Extract from the listing each line in which the word "Vermeidung" appears.

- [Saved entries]
····················
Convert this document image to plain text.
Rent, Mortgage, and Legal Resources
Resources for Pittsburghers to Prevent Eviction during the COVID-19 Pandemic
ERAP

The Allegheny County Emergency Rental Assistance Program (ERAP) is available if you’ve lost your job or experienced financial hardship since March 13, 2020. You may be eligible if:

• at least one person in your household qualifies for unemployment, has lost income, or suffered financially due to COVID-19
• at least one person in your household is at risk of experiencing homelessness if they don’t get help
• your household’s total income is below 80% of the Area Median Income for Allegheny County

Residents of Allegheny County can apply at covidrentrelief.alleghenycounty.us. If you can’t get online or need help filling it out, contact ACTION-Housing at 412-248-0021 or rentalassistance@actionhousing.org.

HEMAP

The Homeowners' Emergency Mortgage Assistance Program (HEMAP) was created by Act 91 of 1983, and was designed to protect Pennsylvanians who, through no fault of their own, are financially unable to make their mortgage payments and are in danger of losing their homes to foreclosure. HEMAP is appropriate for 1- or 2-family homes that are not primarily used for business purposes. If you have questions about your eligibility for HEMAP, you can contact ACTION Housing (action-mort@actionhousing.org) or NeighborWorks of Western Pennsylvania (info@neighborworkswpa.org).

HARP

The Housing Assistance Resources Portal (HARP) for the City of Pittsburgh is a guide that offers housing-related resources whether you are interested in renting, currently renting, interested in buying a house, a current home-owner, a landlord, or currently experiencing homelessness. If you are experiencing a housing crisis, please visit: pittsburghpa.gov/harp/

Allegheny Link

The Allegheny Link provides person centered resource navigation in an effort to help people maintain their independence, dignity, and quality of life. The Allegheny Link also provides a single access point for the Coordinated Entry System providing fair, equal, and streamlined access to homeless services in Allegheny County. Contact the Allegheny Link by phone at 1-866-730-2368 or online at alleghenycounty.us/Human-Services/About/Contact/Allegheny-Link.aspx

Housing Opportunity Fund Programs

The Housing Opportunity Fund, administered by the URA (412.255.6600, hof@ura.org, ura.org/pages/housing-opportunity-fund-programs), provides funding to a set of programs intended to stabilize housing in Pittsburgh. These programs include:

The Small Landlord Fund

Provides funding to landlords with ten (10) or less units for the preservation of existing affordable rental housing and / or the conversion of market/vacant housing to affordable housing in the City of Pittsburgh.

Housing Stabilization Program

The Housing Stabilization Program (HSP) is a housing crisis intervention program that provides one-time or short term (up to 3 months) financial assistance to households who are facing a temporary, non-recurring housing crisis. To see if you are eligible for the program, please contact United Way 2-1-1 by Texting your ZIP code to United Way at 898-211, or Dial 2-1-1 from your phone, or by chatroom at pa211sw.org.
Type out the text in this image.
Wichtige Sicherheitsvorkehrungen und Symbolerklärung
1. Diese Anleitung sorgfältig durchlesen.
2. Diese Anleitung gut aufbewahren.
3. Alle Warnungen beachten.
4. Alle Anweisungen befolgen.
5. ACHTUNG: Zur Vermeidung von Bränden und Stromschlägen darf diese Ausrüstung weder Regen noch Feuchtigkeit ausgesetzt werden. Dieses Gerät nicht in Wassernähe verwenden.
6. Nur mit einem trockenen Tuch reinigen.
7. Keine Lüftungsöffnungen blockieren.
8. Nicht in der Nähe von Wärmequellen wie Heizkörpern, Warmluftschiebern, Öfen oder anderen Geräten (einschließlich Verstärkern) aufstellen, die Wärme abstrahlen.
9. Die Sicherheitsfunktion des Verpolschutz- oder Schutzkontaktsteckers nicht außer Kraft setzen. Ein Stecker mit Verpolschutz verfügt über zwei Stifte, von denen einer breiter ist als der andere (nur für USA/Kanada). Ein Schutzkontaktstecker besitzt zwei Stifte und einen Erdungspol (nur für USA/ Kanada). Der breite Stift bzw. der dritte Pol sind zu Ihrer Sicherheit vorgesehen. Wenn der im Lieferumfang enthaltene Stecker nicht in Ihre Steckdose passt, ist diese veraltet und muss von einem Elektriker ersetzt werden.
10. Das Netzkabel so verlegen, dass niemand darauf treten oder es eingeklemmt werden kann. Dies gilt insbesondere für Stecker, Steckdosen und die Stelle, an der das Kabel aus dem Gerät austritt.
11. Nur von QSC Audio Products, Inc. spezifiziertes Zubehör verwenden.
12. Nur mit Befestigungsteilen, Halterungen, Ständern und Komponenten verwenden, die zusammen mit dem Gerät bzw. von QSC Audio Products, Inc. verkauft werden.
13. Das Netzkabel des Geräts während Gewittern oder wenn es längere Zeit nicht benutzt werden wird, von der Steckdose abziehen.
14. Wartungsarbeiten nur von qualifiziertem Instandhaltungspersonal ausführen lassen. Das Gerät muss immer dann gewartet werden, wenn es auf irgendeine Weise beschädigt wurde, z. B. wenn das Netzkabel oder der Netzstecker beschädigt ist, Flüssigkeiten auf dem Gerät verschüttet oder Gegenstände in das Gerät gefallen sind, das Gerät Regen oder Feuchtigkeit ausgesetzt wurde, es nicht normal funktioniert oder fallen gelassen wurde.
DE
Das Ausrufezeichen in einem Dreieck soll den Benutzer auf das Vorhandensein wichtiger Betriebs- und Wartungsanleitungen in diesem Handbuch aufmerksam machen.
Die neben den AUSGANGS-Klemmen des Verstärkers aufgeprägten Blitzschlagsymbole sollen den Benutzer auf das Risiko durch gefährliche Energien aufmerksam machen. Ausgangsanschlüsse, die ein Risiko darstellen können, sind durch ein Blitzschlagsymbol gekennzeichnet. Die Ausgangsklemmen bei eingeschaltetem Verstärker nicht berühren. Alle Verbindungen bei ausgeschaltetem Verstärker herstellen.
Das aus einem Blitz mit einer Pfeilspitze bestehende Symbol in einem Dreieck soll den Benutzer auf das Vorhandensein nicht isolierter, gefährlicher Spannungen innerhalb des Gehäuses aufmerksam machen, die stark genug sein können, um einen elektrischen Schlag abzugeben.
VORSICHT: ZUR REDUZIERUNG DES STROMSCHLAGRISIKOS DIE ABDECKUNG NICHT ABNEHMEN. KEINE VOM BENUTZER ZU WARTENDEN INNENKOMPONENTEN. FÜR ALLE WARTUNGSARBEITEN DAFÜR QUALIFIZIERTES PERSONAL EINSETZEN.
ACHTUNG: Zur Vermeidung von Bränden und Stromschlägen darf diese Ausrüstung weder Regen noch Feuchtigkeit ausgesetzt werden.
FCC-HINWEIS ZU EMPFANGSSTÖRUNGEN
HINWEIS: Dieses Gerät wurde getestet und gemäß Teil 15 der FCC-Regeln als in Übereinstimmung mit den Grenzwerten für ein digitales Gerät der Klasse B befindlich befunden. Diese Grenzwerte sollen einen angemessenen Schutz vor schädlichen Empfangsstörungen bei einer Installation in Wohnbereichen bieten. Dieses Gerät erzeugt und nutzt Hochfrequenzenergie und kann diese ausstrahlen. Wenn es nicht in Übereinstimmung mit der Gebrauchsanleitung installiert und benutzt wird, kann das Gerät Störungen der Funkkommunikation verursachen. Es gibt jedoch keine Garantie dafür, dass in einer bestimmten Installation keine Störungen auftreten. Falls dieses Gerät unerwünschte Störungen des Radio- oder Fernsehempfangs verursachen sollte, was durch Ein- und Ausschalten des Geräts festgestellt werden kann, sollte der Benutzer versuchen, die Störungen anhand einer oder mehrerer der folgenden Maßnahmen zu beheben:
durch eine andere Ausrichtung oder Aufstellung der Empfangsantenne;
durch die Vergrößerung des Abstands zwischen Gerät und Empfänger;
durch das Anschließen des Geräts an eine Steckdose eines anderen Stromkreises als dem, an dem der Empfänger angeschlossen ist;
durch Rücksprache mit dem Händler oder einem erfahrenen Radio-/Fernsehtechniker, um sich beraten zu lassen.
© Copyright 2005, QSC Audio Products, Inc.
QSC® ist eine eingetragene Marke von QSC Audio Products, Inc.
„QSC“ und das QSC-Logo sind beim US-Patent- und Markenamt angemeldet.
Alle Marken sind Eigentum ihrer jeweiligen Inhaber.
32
····················
- [Right answer]
5. ACHTUNG: Zur Vermeidung von Bränden und Stromschlägen darf diese Ausrüstung weder Regen noch Feuchtigkeit ausgesetzt werden. Dieses Gerät nicht in Wassernähe verwenden.
ACHTUNG: Zur Vermeidung von Bränden und Stromschlägen darf diese Ausrüstung weder Regen noch Feuchtigkeit ausgesetzt werden.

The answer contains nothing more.